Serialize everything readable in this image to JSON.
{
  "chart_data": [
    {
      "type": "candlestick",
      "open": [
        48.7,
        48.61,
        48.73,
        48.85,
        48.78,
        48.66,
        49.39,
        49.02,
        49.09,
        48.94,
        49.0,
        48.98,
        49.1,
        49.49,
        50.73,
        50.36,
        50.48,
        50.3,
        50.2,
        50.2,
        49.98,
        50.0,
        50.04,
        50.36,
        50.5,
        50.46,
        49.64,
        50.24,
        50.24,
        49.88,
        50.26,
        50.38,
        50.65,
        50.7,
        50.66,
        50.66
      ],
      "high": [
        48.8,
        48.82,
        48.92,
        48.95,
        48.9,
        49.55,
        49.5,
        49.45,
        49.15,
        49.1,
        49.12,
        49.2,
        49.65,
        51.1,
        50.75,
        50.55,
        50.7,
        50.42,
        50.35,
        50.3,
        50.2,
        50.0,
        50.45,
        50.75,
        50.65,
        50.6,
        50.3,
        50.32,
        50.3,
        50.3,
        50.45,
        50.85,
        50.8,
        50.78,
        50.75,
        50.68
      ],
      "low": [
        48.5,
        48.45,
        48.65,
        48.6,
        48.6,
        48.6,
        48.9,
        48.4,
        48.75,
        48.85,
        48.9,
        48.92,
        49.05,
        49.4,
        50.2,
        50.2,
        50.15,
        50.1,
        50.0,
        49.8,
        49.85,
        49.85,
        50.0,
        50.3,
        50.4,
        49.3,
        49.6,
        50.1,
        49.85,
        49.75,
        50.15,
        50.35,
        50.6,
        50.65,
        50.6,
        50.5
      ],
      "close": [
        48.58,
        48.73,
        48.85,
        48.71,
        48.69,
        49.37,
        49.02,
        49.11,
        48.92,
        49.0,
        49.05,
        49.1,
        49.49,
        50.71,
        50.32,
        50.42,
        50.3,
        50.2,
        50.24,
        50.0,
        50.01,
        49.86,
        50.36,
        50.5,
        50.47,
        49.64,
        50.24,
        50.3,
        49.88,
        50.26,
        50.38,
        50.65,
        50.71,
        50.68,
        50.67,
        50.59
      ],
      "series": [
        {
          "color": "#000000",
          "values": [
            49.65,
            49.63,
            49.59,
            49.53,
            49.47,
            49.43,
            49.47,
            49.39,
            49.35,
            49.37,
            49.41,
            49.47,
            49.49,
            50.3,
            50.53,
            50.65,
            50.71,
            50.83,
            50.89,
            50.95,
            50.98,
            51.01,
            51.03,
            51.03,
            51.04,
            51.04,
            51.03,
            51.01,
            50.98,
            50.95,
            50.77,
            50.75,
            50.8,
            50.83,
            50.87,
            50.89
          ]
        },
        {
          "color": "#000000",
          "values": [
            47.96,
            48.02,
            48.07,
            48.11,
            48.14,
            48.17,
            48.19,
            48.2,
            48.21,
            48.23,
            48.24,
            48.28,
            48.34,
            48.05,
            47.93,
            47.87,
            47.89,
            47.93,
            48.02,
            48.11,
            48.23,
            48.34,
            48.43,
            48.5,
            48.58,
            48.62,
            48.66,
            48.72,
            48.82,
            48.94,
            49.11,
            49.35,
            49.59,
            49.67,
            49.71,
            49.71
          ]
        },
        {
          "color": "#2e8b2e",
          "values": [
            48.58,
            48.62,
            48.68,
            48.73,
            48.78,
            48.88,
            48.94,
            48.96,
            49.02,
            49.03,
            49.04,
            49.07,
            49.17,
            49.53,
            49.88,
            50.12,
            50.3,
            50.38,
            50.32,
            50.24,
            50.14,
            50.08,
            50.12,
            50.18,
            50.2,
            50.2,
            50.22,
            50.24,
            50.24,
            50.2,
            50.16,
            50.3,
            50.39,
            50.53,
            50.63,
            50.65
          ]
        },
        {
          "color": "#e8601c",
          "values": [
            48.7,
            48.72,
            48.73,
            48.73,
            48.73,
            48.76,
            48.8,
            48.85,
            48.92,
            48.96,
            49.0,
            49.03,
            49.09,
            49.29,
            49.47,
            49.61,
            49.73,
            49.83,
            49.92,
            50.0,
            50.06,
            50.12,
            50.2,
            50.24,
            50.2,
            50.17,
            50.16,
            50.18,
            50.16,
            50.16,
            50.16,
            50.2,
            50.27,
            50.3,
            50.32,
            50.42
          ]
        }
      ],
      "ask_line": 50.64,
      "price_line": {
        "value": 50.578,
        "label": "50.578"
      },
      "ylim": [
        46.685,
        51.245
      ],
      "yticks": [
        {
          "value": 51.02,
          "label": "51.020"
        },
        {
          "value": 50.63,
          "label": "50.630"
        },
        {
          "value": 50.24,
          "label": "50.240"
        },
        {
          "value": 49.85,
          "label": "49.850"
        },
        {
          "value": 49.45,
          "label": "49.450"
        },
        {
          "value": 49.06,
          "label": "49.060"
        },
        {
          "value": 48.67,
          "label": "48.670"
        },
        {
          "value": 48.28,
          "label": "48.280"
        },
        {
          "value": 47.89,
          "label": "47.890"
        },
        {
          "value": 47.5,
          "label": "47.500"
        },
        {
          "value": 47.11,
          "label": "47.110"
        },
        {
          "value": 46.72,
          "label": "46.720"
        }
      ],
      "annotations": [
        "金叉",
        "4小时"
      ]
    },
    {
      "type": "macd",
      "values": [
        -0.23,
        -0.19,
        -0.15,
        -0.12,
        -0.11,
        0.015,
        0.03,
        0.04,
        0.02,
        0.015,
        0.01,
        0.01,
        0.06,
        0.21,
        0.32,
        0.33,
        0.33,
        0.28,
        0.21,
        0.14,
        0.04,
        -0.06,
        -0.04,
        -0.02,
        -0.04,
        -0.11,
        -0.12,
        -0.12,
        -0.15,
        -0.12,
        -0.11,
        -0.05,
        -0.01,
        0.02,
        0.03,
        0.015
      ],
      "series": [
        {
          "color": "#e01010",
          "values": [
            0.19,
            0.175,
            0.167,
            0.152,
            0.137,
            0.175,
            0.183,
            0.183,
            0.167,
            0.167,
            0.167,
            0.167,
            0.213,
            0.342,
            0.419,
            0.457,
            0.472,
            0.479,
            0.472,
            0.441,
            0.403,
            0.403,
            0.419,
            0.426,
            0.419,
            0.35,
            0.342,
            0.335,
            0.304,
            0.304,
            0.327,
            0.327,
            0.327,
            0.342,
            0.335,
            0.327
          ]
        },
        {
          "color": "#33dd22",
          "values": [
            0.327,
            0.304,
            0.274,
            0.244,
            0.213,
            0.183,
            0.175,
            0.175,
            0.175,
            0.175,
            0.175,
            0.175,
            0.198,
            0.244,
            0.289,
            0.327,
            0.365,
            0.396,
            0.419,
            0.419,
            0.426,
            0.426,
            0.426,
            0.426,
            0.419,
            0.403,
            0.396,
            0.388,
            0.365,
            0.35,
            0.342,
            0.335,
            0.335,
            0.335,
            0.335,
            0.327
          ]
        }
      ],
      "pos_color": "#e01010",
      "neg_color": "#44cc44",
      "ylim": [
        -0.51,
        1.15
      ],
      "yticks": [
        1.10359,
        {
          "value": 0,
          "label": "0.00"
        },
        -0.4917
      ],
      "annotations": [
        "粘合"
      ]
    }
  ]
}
══════════
## Do this
Reproduce the material exactly, with every line intact.

## Answer to the exercise
Serialize everything readable in this image to JSON.
{
  "chart_data": [
    {
      "type": "candlestick",
      "open": [
        48.7,
        48.61,
        48.73,
        48.85,
        48.78,
        48.66,
        49.39,
        49.02,
        49.09,
        48.94,
        49.0,
        48.98,
        49.1,
        49.49,
        50.73,
        50.36,
        50.48,
        50.3,
        50.2,
        50.2,
        49.98,
        50.0,
        50.04,
        50.36,
        50.5,
        50.46,
        49.64,
        50.24,
        50.24,
        49.88,
        50.26,
        50.38,
        50.65,
        50.7,
        50.66,
        50.66
      ],
      "high": [
        48.8,
        48.82,
        48.92,
        48.95,
        48.9,
        49.55,
        49.5,
        49.45,
        49.15,
        49.1,
        49.12,
        49.2,
        49.65,
        51.1,
        50.75,
        50.55,
        50.7,
        50.42,
        50.35,
        50.3,
        50.2,
        50.0,
        50.45,
        50.75,
        50.65,
        50.6,
        50.3,
        50.32,
        50.3,
        50.3,
        50.45,
        50.85,
        50.8,
        50.78,
        50.75,
        50.68
      ],
      "low": [
        48.5,
        48.45,
        48.65,
        48.6,
        48.6,
        48.6,
        48.9,
        48.4,
        48.75,
        48.85,
        48.9,
        48.92,
        49.05,
        49.4,
        50.2,
        50.2,
        50.15,
        50.1,
        50.0,
        49.8,
        49.85,
        49.85,
        50.0,
        50.3,
        50.4,
        49.3,
        49.6,
        50.1,
        49.85,
        49.75,
        50.15,
        50.35,
        50.6,
        50.65,
        50.6,
        50.5
      ],
      "close": [
        48.58,
        48.73,
        48.85,
        48.71,
        48.69,
        49.37,
        49.02,
        49.11,
        48.92,
        49.0,
        49.05,
        49.1,
        49.49,
        50.71,
        50.32,
        50.42,
        50.3,
        50.2,
        50.24,
        50.0,
        50.01,
        49.86,
        50.36,
        50.5,
        50.47,
        49.64,
        50.24,
        50.3,
        49.88,
        50.26,
        50.38,
        50.65,
        50.71,
        50.68,
        50.67,
        50.59
      ],
      "series": [
        {
          "color": "#000000",
          "values": [
            49.65,
            49.63,
            49.59,
            49.53,
            49.47,
            49.43,
            49.47,
            49.39,
            49.35,
            49.37,
            49.41,
            49.47,
            49.49,
            50.3,
            50.53,
            50.65,
            50.71,
            50.83,
            50.89,
            50.95,
            50.98,
            51.01,
            51.03,
            51.03,
            51.04,
            51.04,
            51.03,
            51.01,
            50.98,
            50.95,
            50.77,
            50.75,
            50.8,
            50.83,
            50.87,
            50.89
          ]
        },
        {
          "color": "#000000",
          "values": [
            47.96,
            48.02,
            48.07,
            48.11,
            48.14,
            48.17,
            48.19,
            48.2,
            48.21,
            48.23,
            48.24,
            48.28,
            48.34,
            48.05,
            47.93,
            47.87,
            47.89,
            47.93,
            48.02,
            48.11,
            48.23,
            48.34,
            48.43,
            48.5,
            48.58,
            48.62,
            48.66,
            48.72,
            48.82,
            48.94,
            49.11,
            49.35,
            49.59,
            49.67,
            49.71,
            49.71
          ]
        },
        {
          "color": "#2e8b2e",
          "values": [
            48.58,
            48.62,
            48.68,
            48.73,
            48.78,
            48.88,
            48.94,
            48.96,
            49.02,
            49.03,
            49.04,
            49.07,
            49.17,
            49.53,
            49.88,
            50.12,
            50.3,
            50.38,
            50.32,
            50.24,
            50.14,
            50.08,
            50.12,
            50.18,
            50.2,
            50.2,
            50.22,
            50.24,
            50.24,
            50.2,
            50.16,
            50.3,
            50.39,
            50.53,
            50.63,
            50.65
          ]
        },
        {
          "color": "#e8601c",
          "values": [
            48.7,
            48.72,
            48.73,
            48.73,
            48.73,
            48.76,
            48.8,
            48.85,
            48.92,
            48.96,
            49.0,
            49.03,
            49.09,
            49.29,
            49.47,
            49.61,
            49.73,
            49.83,
            49.92,
            50.0,
            50.06,
            50.12,
            50.2,
            50.24,
            50.2,
            50.17,
            50.16,
            50.18,
            50.16,
            50.16,
            50.16,
            50.2,
            50.27,
            50.3,
            50.32,
            50.42
          ]
        }
      ],
      "ask_line": 50.64,
      "price_line": {
        "value": 50.578,
        "label": "50.578"
      },
      "ylim": [
        46.685,
        51.245
      ],
      "yticks": [
        {
          "value": 51.02,
          "label": "51.020"
        },
        {
          "value": 50.63,
          "label": "50.630"
        },
        {
          "value": 50.24,
          "label": "50.240"
        },
        {
          "value": 49.85,
          "label": "49.850"
        },
        {
          "value": 49.45,
          "label": "49.450"
        },
        {
          "value": 49.06,
          "label": "49.060"
        },
        {
          "value": 48.67,
          "label": "48.670"
        },
        {
          "value": 48.28,
          "label": "48.280"
        },
        {
          "value": 47.89,
          "label": "47.890"
        },
        {
          "value": 47.5,
          "label": "47.500"
        },
        {
          "value": 47.11,
          "label": "47.110"
        },
        {
          "value": 46.72,
          "label": "46.720"
        }
      ],
      "annotations": [
        "金叉",
        "4小时"
      ]
    },
    {
      "type": "macd",
      "values": [
        -0.23,
        -0.19,
        -0.15,
        -0.12,
        -0.11,
        0.015,
        0.03,
        0.04,
        0.02,
        0.015,
        0.01,
        0.01,
        0.06,
        0.21,
        0.32,
        0.33,
        0.33,
        0.28,
        0.21,
        0.14,
        0.04,
        -0.06,
        -0.04,
        -0.02,
        -0.04,
        -0.11,
        -0.12,
        -0.12,
        -0.15,
        -0.12,
        -0.11,
        -0.05,
        -0.01,
        0.02,
        0.03,
        0.015
      ],
      "series": [
        {
          "color": "#e01010",
          "values": [
            0.19,
            0.175,
            0.167,
            0.152,
            0.137,
            0.175,
            0.183,
            0.183,
            0.167,
            0.167,
            0.167,
            0.167,
            0.213,
            0.342,
            0.419,
            0.457,
            0.472,
            0.479,
            0.472,
            0.441,
            0.403,
            0.403,
            0.419,
            0.426,
            0.419,
            0.35,
            0.342,
            0.335,
            0.304,
            0.304,
            0.327,
            0.327,
            0.327,
            0.342,
            0.335,
            0.327
          ]
        },
        {
          "color": "#33dd22",
          "values": [
            0.327,
            0.304,
            0.274,
            0.244,
            0.213,
            0.183,
            0.175,
            0.175,
            0.175,
            0.175,
            0.175,
            0.175,
            0.198,
            0.244,
            0.289,
            0.327,
            0.365,
            0.396,
            0.419,
            0.419,
            0.426,
            0.426,
            0.426,
            0.426,
            0.419,
            0.403,
            0.396,
            0.388,
            0.365,
            0.35,
            0.342,
            0.335,
            0.335,
            0.335,
            0.335,
            0.327
          ]
        }
      ],
      "pos_color": "#e01010",
      "neg_color": "#44cc44",
      "ylim": [
        -0.51,
        1.15
      ],
      "yticks": [
        1.10359,
        {
          "value": 0,
          "label": "0.00"
        },
        -0.4917
      ],
      "annotations": [
        "粘合"
      ]
    }
  ]
}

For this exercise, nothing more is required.